- Dataset entries on figures
* * * *
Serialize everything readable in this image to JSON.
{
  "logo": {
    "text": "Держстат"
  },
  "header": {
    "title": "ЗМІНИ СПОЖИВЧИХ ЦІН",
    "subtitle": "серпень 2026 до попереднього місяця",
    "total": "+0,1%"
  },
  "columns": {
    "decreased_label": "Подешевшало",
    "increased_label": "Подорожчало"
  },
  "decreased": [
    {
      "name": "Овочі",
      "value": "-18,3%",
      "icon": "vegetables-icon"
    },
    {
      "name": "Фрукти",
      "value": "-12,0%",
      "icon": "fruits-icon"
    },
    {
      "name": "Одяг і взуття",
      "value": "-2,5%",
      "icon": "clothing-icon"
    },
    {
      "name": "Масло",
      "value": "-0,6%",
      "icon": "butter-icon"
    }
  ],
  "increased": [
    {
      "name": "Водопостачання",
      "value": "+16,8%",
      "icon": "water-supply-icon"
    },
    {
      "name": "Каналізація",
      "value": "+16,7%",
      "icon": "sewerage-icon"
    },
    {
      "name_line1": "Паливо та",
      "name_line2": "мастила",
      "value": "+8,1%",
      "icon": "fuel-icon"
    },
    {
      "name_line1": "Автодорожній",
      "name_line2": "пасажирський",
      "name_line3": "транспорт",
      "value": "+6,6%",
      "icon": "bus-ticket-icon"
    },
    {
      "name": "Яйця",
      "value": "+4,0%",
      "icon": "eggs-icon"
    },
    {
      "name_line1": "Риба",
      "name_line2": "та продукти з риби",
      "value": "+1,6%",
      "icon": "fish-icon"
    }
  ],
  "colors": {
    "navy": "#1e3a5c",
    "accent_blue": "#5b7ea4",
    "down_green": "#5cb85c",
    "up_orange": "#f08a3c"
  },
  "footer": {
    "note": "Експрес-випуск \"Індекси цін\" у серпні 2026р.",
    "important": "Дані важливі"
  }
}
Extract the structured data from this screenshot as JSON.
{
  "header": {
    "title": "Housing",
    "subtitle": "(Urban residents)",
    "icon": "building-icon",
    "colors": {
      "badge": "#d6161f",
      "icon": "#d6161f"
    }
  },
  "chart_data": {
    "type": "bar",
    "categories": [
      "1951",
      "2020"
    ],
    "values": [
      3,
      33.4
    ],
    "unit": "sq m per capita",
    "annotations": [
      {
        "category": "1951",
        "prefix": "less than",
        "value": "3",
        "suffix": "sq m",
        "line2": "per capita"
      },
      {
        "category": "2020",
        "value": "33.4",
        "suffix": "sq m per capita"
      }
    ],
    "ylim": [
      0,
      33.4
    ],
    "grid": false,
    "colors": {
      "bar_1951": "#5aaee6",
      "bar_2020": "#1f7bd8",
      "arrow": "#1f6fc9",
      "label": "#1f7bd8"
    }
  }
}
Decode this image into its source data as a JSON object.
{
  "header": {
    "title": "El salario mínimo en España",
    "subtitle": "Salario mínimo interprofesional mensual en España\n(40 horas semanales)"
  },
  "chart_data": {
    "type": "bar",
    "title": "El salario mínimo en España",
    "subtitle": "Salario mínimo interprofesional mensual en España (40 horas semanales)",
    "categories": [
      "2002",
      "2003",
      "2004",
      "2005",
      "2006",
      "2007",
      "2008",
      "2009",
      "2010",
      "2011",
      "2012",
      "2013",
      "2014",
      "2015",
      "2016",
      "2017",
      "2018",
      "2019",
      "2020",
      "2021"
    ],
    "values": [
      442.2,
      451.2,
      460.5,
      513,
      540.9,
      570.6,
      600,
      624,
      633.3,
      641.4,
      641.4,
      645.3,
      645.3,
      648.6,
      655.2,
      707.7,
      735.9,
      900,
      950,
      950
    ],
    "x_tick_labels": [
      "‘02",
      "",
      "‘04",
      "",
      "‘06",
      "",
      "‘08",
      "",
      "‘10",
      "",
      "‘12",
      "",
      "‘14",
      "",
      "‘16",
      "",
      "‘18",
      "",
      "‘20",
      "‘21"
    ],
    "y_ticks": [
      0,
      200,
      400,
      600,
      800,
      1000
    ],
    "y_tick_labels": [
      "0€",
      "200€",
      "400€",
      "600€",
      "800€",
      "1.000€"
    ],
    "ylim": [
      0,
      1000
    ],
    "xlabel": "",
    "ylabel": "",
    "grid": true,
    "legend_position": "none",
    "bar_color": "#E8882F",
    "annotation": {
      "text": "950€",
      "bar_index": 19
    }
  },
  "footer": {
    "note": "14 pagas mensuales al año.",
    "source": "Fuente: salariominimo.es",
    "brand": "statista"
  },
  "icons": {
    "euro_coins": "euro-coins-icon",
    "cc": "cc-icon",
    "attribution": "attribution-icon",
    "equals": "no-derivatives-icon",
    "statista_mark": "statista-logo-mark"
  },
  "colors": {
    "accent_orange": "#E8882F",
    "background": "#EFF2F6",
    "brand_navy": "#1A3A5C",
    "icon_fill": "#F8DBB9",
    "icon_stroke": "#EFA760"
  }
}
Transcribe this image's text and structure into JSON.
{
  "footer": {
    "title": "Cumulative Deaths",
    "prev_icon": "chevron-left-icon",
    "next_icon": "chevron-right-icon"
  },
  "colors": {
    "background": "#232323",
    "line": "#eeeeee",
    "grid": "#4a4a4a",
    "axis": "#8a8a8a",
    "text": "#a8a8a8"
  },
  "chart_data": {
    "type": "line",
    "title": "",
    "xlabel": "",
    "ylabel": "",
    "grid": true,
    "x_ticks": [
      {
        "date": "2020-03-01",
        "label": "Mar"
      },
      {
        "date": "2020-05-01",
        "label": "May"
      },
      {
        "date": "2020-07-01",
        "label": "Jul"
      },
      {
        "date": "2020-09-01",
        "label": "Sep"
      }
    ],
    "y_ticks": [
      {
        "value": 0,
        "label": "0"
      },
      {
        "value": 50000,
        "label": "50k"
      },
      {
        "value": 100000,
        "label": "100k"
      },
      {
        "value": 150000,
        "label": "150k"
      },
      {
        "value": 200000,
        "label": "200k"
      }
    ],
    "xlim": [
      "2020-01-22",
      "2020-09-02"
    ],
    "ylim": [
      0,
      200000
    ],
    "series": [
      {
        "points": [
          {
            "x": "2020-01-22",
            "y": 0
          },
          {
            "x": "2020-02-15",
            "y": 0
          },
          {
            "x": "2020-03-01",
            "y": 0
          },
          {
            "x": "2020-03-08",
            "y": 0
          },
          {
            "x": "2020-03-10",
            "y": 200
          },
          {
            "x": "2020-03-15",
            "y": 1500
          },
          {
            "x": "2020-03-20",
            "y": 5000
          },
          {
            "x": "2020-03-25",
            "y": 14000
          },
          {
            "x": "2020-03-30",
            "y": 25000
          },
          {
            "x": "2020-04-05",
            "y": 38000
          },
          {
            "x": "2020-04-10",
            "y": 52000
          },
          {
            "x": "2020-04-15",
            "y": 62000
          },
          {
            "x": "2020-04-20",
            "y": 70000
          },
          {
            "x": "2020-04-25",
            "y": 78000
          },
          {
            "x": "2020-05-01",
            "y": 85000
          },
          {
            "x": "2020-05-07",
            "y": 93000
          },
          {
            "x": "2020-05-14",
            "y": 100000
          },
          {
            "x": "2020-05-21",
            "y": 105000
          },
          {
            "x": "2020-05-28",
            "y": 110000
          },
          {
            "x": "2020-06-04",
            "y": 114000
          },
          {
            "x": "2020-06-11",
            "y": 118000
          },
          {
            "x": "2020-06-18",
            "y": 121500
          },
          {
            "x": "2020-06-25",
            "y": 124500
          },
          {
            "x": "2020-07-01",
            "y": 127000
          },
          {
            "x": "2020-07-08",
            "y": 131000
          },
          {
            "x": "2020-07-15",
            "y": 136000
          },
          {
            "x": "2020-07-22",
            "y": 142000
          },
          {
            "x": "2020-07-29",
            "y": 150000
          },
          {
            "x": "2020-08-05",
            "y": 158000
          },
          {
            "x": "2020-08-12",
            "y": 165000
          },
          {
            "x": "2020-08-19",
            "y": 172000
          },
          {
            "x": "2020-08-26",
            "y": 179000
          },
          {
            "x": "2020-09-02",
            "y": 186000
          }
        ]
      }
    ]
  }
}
* * * *
- YOUR TASK
All lines that include "image" are to be gathered and copied.

- ANSWER TO THE TASK
Serialize everything readable in this image to JSON.
Decode this image into its source data as a JSON object.
Transcribe this image's text and structure into JSON.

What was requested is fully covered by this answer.